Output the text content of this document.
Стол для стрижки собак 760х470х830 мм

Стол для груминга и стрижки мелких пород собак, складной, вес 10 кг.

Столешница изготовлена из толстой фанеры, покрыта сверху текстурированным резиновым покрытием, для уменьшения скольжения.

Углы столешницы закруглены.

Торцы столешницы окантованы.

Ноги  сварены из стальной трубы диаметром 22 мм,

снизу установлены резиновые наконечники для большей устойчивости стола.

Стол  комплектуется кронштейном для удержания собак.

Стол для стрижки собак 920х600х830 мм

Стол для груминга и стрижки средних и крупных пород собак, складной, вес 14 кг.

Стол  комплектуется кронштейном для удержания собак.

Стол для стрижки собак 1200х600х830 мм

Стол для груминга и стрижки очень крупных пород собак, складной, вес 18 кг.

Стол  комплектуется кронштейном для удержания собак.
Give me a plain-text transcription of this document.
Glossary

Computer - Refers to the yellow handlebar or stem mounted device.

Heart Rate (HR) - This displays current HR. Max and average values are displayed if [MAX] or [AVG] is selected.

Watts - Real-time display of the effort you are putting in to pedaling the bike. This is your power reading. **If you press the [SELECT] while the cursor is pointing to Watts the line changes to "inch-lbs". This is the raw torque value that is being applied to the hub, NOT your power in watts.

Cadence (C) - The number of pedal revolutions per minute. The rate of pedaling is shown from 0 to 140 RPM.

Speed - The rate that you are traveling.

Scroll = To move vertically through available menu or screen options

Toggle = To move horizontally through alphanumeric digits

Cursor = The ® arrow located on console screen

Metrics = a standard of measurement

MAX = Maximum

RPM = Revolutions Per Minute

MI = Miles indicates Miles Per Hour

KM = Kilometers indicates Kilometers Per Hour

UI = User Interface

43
==
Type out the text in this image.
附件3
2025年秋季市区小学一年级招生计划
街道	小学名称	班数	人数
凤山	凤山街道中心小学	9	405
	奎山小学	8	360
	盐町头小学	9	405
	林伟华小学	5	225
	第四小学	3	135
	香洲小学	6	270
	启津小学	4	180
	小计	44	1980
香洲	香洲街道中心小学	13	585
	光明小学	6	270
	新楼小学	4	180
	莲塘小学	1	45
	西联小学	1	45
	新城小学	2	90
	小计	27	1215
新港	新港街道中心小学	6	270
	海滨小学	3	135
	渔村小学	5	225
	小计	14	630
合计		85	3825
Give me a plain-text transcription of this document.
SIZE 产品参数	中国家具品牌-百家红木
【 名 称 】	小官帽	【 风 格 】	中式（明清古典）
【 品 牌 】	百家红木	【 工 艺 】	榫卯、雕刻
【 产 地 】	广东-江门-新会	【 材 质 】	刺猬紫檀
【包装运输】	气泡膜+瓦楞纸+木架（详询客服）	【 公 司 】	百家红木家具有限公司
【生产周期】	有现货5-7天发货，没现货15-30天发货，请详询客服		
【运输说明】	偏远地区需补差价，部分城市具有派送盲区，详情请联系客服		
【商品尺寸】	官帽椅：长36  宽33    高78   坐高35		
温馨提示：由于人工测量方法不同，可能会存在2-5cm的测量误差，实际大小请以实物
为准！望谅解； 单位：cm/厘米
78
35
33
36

• TASK TO CARRY OUT:
Find the string "складной" in the records, then copy each line where it occurs.

• EXERCISE OUTPUT:
Стол для груминга и стрижки мелких пород собак, складной, вес 10 кг.
Стол для груминга и стрижки средних и крупных пород собак, складной, вес 14 кг.
Стол для груминга и стрижки очень крупных пород собак, складной, вес 18 кг.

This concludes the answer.